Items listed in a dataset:
START

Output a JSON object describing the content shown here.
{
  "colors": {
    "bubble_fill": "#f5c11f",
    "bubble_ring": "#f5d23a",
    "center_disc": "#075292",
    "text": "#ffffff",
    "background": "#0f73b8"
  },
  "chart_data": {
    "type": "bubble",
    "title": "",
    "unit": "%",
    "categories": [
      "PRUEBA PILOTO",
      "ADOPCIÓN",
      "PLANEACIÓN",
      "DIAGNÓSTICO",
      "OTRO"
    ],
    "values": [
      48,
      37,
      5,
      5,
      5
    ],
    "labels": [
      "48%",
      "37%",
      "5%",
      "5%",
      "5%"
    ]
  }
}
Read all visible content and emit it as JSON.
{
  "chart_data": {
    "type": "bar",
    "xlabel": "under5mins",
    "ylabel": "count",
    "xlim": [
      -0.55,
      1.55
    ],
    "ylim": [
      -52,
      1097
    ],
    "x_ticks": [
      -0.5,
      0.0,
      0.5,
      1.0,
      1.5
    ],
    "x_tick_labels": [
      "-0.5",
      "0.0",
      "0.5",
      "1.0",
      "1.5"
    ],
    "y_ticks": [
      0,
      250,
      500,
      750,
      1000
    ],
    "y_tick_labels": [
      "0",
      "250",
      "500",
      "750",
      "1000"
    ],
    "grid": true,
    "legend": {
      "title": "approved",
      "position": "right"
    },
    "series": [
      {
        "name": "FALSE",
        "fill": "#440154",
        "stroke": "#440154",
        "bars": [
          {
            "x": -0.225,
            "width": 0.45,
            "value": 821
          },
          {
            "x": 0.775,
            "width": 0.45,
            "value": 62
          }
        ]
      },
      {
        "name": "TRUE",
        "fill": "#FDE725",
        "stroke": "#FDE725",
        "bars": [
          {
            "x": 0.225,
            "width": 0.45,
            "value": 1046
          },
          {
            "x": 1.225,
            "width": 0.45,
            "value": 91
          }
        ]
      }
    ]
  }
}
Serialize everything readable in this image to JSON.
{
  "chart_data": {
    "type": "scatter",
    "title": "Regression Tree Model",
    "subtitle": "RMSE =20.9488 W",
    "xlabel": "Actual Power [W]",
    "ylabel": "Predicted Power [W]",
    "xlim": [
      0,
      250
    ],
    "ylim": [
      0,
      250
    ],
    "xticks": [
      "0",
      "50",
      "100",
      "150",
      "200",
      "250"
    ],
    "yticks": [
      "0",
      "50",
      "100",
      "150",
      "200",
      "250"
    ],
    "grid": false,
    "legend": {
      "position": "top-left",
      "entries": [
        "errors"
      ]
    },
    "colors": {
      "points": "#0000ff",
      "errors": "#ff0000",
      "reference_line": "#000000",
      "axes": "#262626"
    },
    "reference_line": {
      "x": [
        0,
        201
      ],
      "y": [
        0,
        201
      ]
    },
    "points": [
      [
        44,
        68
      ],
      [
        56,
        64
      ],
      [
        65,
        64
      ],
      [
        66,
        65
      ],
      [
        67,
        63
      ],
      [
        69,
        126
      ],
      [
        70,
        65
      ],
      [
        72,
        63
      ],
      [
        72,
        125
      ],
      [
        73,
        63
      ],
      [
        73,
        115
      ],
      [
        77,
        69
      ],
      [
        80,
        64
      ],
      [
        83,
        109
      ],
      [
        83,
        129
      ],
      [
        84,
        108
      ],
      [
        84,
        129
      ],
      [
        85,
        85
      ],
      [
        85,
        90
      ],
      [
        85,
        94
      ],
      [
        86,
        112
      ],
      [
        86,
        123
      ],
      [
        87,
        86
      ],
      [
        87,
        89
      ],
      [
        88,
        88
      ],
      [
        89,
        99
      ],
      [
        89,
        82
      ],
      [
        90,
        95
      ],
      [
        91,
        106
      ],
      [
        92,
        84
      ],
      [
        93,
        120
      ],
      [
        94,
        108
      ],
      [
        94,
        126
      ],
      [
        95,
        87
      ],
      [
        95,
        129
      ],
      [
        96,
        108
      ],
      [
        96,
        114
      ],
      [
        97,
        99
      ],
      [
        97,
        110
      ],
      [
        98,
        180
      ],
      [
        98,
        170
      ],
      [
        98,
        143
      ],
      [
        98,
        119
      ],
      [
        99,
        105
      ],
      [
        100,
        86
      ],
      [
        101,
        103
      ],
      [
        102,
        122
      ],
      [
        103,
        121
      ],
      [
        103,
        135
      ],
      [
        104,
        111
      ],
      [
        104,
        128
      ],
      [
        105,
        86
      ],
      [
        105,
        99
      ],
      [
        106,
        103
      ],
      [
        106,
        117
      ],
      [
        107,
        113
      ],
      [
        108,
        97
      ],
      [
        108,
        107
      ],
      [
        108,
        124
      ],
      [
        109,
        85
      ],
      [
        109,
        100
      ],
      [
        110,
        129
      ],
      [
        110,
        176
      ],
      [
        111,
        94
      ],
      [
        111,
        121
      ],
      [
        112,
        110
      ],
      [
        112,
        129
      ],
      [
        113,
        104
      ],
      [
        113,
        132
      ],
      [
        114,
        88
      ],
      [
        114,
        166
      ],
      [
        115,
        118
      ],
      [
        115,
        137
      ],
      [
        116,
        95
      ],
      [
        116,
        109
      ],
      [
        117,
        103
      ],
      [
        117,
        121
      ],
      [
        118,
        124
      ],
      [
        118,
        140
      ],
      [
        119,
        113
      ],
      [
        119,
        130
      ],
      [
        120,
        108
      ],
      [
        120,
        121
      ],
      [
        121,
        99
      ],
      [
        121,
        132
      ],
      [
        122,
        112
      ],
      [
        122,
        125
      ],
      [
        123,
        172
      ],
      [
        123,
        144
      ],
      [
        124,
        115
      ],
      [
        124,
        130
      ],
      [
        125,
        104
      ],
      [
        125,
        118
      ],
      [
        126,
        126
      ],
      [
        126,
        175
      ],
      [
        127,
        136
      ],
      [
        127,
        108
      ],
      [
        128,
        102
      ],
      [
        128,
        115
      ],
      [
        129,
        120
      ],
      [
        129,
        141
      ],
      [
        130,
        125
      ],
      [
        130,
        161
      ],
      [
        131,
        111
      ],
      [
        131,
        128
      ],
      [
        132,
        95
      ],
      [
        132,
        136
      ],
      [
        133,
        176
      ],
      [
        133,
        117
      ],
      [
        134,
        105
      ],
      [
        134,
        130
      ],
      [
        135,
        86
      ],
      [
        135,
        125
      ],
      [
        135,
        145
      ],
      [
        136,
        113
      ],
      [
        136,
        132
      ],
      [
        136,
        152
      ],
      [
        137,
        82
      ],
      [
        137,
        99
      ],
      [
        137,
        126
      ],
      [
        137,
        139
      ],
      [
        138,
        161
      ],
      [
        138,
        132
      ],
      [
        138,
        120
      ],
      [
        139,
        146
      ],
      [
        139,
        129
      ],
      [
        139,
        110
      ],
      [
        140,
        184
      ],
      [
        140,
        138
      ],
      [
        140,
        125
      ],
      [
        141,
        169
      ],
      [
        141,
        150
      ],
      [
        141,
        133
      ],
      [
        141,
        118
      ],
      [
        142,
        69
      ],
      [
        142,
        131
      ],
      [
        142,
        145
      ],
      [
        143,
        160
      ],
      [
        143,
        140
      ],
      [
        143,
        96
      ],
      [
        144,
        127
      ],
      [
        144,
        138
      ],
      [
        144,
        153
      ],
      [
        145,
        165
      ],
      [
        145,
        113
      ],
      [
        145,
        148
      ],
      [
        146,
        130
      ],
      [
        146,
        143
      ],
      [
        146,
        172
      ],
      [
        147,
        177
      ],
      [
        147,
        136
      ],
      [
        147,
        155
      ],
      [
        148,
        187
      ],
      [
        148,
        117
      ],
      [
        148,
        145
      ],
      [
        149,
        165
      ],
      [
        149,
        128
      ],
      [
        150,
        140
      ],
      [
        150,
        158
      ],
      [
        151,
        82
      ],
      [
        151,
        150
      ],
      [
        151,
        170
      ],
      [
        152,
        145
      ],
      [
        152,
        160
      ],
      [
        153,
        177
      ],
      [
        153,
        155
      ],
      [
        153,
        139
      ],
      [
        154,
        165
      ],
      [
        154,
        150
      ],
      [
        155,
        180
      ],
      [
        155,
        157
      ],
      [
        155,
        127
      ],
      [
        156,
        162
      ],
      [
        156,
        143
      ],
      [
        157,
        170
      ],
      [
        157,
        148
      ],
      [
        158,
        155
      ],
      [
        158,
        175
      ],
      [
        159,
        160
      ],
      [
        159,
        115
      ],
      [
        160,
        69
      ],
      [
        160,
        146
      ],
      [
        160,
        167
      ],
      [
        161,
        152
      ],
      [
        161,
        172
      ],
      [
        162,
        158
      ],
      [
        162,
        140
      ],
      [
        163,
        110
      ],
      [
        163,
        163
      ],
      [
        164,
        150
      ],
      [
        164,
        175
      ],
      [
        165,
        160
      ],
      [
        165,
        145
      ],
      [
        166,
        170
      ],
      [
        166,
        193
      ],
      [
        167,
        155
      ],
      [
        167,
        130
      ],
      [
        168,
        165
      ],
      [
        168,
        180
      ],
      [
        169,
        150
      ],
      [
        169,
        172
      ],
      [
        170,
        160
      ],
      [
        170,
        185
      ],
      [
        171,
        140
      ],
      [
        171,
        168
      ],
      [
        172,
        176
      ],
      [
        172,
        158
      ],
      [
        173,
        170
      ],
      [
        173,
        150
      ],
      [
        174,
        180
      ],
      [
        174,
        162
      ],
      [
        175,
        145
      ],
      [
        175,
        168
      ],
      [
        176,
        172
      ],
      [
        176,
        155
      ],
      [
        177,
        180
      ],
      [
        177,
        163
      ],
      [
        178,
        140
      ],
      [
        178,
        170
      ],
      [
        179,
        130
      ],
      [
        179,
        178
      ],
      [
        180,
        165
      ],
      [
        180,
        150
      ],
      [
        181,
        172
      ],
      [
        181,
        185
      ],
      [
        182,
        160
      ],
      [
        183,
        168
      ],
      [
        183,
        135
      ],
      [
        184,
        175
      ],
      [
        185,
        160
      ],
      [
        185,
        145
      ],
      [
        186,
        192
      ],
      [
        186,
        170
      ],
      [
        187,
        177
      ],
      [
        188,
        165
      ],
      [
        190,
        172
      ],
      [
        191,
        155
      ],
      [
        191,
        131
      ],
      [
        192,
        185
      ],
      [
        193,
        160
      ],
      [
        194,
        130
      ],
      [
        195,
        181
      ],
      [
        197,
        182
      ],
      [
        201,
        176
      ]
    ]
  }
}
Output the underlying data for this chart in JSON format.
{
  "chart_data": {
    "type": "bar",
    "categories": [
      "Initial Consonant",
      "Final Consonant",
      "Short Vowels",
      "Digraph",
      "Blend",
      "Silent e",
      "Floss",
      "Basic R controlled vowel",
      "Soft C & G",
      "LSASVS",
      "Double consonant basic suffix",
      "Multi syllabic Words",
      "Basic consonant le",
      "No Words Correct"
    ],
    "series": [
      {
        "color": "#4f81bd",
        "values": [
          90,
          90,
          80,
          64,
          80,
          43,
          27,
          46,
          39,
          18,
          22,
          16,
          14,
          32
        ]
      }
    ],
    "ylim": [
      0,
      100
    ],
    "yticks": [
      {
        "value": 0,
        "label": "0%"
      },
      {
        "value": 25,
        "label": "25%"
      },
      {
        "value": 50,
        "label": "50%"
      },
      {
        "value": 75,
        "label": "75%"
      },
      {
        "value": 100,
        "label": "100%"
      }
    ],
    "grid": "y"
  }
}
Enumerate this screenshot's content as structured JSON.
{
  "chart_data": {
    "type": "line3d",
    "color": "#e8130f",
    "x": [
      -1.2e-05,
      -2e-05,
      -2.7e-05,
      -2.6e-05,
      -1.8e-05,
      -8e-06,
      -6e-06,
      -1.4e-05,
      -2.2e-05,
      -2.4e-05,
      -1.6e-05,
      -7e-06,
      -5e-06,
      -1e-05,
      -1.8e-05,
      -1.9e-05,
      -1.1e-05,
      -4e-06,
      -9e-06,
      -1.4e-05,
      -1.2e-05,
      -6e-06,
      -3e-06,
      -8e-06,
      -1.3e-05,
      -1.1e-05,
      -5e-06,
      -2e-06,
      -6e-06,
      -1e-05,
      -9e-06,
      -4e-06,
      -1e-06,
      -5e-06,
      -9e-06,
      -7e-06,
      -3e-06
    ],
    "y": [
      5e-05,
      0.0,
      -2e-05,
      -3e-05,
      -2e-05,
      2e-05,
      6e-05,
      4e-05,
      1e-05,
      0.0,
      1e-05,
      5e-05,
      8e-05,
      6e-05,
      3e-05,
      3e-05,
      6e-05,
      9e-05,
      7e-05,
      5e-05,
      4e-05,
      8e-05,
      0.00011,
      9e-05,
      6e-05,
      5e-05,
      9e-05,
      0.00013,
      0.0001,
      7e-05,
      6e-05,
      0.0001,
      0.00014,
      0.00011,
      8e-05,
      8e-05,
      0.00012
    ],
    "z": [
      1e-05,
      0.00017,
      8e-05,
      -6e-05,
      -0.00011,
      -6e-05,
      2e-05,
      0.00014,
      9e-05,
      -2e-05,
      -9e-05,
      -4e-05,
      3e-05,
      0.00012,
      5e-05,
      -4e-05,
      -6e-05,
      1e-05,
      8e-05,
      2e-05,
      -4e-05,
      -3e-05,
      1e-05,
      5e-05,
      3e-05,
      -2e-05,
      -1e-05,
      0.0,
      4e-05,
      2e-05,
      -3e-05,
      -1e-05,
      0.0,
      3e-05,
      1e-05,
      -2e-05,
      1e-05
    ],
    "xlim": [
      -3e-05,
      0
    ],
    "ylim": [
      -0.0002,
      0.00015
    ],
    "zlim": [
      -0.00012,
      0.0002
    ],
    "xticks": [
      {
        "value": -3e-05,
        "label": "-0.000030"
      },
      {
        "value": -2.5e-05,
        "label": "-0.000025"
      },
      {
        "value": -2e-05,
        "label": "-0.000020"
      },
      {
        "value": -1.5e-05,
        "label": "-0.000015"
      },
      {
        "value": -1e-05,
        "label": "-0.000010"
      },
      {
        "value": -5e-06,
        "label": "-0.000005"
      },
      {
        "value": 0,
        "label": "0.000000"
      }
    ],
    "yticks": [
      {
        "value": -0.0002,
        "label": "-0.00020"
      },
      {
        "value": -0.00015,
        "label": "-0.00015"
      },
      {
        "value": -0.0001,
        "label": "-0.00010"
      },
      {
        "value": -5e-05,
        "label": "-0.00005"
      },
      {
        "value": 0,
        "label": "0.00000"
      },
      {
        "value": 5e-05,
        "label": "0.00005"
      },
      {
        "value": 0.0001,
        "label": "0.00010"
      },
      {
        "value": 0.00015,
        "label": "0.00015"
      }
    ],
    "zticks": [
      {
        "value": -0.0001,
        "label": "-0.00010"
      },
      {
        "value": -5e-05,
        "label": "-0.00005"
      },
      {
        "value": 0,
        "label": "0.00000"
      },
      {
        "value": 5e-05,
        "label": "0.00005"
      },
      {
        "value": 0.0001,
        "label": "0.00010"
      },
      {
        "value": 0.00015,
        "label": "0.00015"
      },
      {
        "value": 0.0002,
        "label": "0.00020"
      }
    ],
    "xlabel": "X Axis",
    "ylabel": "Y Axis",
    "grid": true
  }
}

END

→ **EXERCISE**:
Extract lines where the string "type" occurs.

→ **FINAL ANSWER**:
    "type": "bubble",
    "type": "bar",
    "type": "scatter",
    "type": "bar",
    "type": "line3d",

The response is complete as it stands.